--- What is being asked ---
Write out each line exactly as it stands, please.

Stored entries
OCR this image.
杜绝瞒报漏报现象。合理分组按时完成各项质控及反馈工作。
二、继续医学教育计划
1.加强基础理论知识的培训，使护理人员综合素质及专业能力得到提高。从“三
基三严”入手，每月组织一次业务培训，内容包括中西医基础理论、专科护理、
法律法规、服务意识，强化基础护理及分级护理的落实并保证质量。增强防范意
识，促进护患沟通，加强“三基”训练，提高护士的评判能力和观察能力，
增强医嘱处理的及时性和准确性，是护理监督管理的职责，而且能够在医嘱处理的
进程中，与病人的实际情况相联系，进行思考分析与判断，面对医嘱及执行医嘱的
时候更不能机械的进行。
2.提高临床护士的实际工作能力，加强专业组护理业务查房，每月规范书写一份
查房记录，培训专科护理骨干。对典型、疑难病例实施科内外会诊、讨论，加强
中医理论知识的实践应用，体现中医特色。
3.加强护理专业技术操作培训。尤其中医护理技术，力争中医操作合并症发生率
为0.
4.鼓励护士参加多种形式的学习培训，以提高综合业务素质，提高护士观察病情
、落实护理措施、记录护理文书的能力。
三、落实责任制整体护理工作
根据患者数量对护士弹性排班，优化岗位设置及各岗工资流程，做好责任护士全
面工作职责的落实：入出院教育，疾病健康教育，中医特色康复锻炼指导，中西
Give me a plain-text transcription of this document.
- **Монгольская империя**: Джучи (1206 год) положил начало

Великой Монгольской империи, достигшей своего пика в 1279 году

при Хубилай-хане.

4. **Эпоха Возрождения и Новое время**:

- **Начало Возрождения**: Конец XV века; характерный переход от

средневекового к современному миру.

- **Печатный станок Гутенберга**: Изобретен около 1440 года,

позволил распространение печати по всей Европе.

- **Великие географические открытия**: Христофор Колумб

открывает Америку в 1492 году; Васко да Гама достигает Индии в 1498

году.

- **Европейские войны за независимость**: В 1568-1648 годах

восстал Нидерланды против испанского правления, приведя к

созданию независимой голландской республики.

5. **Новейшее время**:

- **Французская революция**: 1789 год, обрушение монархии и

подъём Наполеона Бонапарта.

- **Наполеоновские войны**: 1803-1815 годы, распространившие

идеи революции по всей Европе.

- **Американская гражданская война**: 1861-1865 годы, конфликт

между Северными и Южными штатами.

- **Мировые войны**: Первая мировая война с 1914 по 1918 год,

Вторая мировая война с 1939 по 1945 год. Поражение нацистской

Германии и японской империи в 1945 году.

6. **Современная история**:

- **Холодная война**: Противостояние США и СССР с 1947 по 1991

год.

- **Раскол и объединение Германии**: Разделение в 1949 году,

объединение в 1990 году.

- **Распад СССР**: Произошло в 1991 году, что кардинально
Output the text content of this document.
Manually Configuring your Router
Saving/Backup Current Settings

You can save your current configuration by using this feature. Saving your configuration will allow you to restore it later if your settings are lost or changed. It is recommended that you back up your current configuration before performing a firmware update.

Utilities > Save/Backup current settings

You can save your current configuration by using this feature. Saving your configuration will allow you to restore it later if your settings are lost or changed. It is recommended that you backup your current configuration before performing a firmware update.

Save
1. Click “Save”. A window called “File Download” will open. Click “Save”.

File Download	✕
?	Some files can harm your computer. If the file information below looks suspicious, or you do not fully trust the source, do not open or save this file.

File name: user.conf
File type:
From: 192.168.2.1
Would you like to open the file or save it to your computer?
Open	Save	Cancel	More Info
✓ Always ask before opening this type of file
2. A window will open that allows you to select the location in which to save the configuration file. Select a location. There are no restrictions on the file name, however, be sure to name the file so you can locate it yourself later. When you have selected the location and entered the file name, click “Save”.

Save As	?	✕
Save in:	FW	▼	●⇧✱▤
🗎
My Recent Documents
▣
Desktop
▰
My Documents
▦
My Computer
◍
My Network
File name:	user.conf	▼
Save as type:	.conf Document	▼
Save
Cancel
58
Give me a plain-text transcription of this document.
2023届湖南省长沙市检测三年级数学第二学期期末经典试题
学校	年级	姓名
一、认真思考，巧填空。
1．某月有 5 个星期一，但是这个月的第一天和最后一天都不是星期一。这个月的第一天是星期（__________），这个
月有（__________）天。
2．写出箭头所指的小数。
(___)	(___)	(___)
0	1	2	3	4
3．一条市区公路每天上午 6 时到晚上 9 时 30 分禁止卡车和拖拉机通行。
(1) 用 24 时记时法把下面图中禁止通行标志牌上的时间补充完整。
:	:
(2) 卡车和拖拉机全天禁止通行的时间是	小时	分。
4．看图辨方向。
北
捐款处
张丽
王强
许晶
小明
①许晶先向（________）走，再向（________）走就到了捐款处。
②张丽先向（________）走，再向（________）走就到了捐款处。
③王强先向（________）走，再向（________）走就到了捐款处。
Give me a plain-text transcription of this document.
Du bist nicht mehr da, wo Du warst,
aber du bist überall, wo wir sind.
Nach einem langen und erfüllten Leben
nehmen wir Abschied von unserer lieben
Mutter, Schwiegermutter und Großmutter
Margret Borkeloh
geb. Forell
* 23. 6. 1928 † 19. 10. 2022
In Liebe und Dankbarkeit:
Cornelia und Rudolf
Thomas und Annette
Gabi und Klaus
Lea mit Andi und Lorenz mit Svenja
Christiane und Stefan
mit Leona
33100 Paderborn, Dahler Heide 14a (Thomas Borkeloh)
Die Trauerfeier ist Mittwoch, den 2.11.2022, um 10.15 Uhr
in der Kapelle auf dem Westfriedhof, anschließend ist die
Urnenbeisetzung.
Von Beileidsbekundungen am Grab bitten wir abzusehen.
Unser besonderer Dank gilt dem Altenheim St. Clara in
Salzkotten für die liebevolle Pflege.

--- Completed task ---
OCR this image.
杜绝瞒报漏报现象。合理分组按时完成各项质控及反馈工作。
二、继续医学教育计划
1.加强基础理论知识的培训，使护理人员综合素质及专业能力得到提高。从“三
基三严”入手，每月组织一次业务培训，内容包括中西医基础理论、专科护理、
法律法规、服务意识，强化基础护理及分级护理的落实并保证质量。增强防范意
识，促进护患沟通，加强“三基”训练，提高护士的评判能力和观察能力，
增强医嘱处理的及时性和准确性，是护理监督管理的职责，而且能够在医嘱处理的
进程中，与病人的实际情况相联系，进行思考分析与判断，面对医嘱及执行医嘱的
时候更不能机械的进行。
2.提高临床护士的实际工作能力，加强专业组护理业务查房，每月规范书写一份
查房记录，培训专科护理骨干。对典型、疑难病例实施科内外会诊、讨论，加强
中医理论知识的实践应用，体现中医特色。
3.加强护理专业技术操作培训。尤其中医护理技术，力争中医操作合并症发生率
为0.
4.鼓励护士参加多种形式的学习培训，以提高综合业务素质，提高护士观察病情
、落实护理措施、记录护理文书的能力。
三、落实责任制整体护理工作
根据患者数量对护士弹性排班，优化岗位设置及各岗工资流程，做好责任护士全
面工作职责的落实：入出院教育，疾病健康教育，中医特色康复锻炼指导，中西
Give me a plain-text transcription of this document.
- **Монгольская империя**: Джучи (1206 год) положил начало

Великой Монгольской империи, достигшей своего пика в 1279 году

при Хубилай-хане.

4. **Эпоха Возрождения и Новое время**:

- **Начало Возрождения**: Конец XV века; характерный переход от

средневекового к современному миру.

- **Печатный станок Гутенберга**: Изобретен около 1440 года,

позволил распространение печати по всей Европе.

- **Великие географические открытия**: Христофор Колумб

открывает Америку в 1492 году; Васко да Гама достигает Индии в 1498

году.

- **Европейские войны за независимость**: В 1568-1648 годах

восстал Нидерланды против испанского правления, приведя к

созданию независимой голландской республики.

5. **Новейшее время**:

- **Французская революция**: 1789 год, обрушение монархии и

подъём Наполеона Бонапарта.

- **Наполеоновские войны**: 1803-1815 годы, распространившие

идеи революции по всей Европе.

- **Американская гражданская война**: 1861-1865 годы, конфликт

между Северными и Южными штатами.

- **Мировые войны**: Первая мировая война с 1914 по 1918 год,

Вторая мировая война с 1939 по 1945 год. Поражение нацистской

Германии и японской империи в 1945 году.

6. **Современная история**:

- **Холодная война**: Противостояние США и СССР с 1947 по 1991

год.

- **Раскол и объединение Германии**: Разделение в 1949 году,

объединение в 1990 году.

- **Распад СССР**: Произошло в 1991 году, что кардинально
Output the text content of this document.
Manually Configuring your Router
Saving/Backup Current Settings

You can save your current configuration by using this feature. Saving your configuration will allow you to restore it later if your settings are lost or changed. It is recommended that you back up your current configuration before performing a firmware update.

Utilities > Save/Backup current settings

You can save your current configuration by using this feature. Saving your configuration will allow you to restore it later if your settings are lost or changed. It is recommended that you backup your current configuration before performing a firmware update.

Save
1. Click “Save”. A window called “File Download” will open. Click “Save”.

File Download	✕
?	Some files can harm your computer. If the file information below looks suspicious, or you do not fully trust the source, do not open or save this file.

File name: user.conf
File type:
From: 192.168.2.1
Would you like to open the file or save it to your computer?
Open	Save	Cancel	More Info
✓ Always ask before opening this type of file
2. A window will open that allows you to select the location in which to save the configuration file. Select a location. There are no restrictions on the file name, however, be sure to name the file so you can locate it yourself later. When you have selected the location and entered the file name, click “Save”.

Save As	?	✕
Save in:	FW	▼	●⇧✱▤
🗎
My Recent Documents
▣
Desktop
▰
My Documents
▦
My Computer
◍
My Network
File name:	user.conf	▼
Save as type:	.conf Document	▼
Save
Cancel
58
Give me a plain-text transcription of this document.
2023届湖南省长沙市检测三年级数学第二学期期末经典试题
学校	年级	姓名
一、认真思考，巧填空。
1．某月有 5 个星期一，但是这个月的第一天和最后一天都不是星期一。这个月的第一天是星期（__________），这个
月有（__________）天。
2．写出箭头所指的小数。
(___)	(___)	(___)
0	1	2	3	4
3．一条市区公路每天上午 6 时到晚上 9 时 30 分禁止卡车和拖拉机通行。
(1) 用 24 时记时法把下面图中禁止通行标志牌上的时间补充完整。
:	:
(2) 卡车和拖拉机全天禁止通行的时间是	小时	分。
4．看图辨方向。
北
捐款处
张丽
王强
许晶
小明
①许晶先向（________）走，再向（________）走就到了捐款处。
②张丽先向（________）走，再向（________）走就到了捐款处。
③王强先向（________）走，再向（________）走就到了捐款处。
Give me a plain-text transcription of this document.
Du bist nicht mehr da, wo Du warst,
aber du bist überall, wo wir sind.
Nach einem langen und erfüllten Leben
nehmen wir Abschied von unserer lieben
Mutter, Schwiegermutter und Großmutter
Margret Borkeloh
geb. Forell
* 23. 6. 1928 † 19. 10. 2022
In Liebe und Dankbarkeit:
Cornelia und Rudolf
Thomas und Annette
Gabi und Klaus
Lea mit Andi und Lorenz mit Svenja
Christiane und Stefan
mit Leona
33100 Paderborn, Dahler Heide 14a (Thomas Borkeloh)
Die Trauerfeier ist Mittwoch, den 2.11.2022, um 10.15 Uhr
in der Kapelle auf dem Westfriedhof, anschließend ist die
Urnenbeisetzung.
Von Beileidsbekundungen am Grab bitten wir abzusehen.
Unser besonderer Dank gilt dem Altenheim St. Clara in
Salzkotten für die liebevolle Pflege.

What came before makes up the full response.